* What is required: Copy each record exactly as it reads, leaving out any pictures it holds.

---------- Materials provided ----------

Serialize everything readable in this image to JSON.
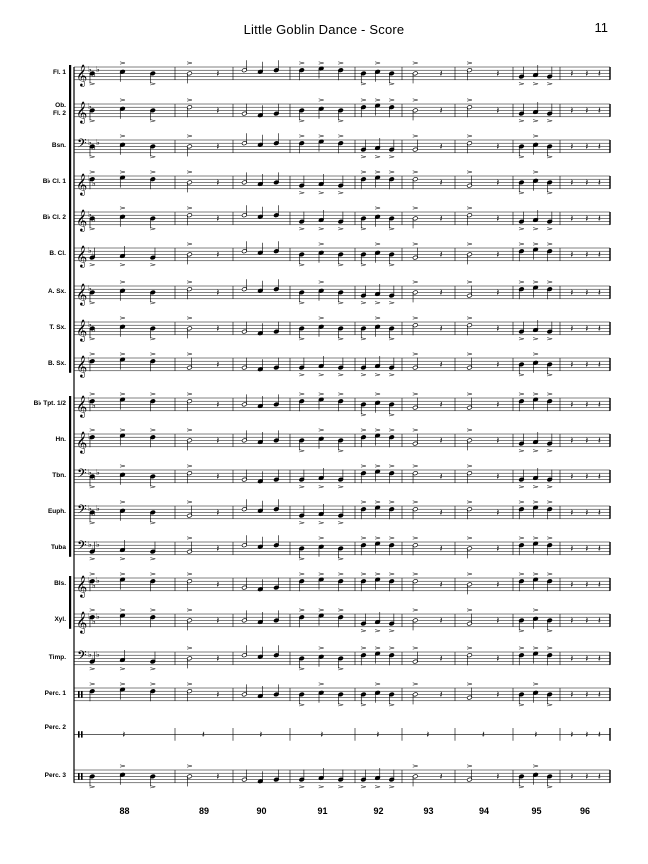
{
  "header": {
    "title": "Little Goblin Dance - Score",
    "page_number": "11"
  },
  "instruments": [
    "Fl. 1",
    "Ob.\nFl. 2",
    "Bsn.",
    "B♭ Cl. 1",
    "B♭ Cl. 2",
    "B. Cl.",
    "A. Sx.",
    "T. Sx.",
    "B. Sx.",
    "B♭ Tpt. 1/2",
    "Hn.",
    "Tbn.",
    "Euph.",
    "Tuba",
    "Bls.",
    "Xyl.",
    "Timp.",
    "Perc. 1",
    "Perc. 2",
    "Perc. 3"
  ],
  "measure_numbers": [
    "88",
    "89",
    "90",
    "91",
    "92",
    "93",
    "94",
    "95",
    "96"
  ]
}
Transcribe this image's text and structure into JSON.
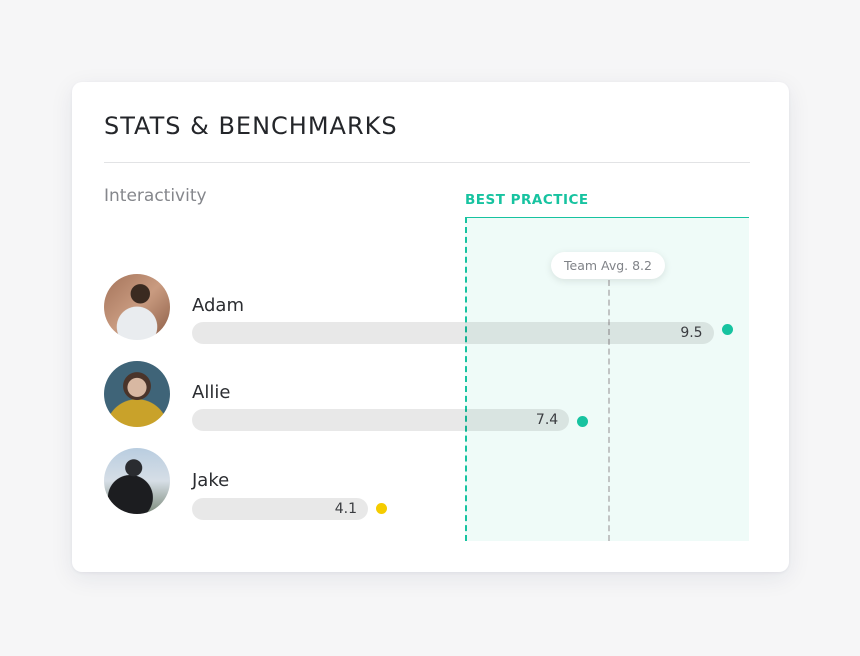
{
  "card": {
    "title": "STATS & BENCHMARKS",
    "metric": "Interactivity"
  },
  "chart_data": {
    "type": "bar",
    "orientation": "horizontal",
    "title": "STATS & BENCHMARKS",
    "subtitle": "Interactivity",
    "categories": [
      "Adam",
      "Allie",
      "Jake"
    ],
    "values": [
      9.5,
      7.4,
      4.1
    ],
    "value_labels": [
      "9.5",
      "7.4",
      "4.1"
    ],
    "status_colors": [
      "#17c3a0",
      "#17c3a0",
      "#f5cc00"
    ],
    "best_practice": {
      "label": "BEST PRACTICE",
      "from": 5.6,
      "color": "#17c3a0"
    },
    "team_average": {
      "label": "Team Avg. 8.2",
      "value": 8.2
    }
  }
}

----------

* Reply:
Serialize everything readable in this image to JSON.
{
  "header": {
    "title": "Little Goblin Dance - Score",
    "page_number": "11"
  },
  "instruments": [
    "Fl. 1",
    "Ob.\nFl. 2",
    "Bsn.",
    "B♭ Cl. 1",
    "B♭ Cl. 2",
    "B. Cl.",
    "A. Sx.",
    "T. Sx.",
    "B. Sx.",
    "B♭ Tpt. 1/2",
    "Hn.",
    "Tbn.",
    "Euph.",
    "Tuba",
    "Bls.",
    "Xyl.",
    "Timp.",
    "Perc. 1",
    "Perc. 2",
    "Perc. 3"
  ],
  "measure_numbers": [
    "88",
    "89",
    "90",
    "91",
    "92",
    "93",
    "94",
    "95",
    "96"
  ]
}
Transcribe this image's text and structure into JSON.
{
  "card": {
    "title": "STATS & BENCHMARKS",
    "metric": "Interactivity"
  },
  "chart_data": {
    "type": "bar",
    "orientation": "horizontal",
    "title": "STATS & BENCHMARKS",
    "subtitle": "Interactivity",
    "categories": [
      "Adam",
      "Allie",
      "Jake"
    ],
    "values": [
      9.5,
      7.4,
      4.1
    ],
    "value_labels": [
      "9.5",
      "7.4",
      "4.1"
    ],
    "status_colors": [
      "#17c3a0",
      "#17c3a0",
      "#f5cc00"
    ],
    "best_practice": {
      "label": "BEST PRACTICE",
      "from": 5.6,
      "color": "#17c3a0"
    },
    "team_average": {
      "label": "Team Avg. 8.2",
      "value": 8.2
    }
  }
}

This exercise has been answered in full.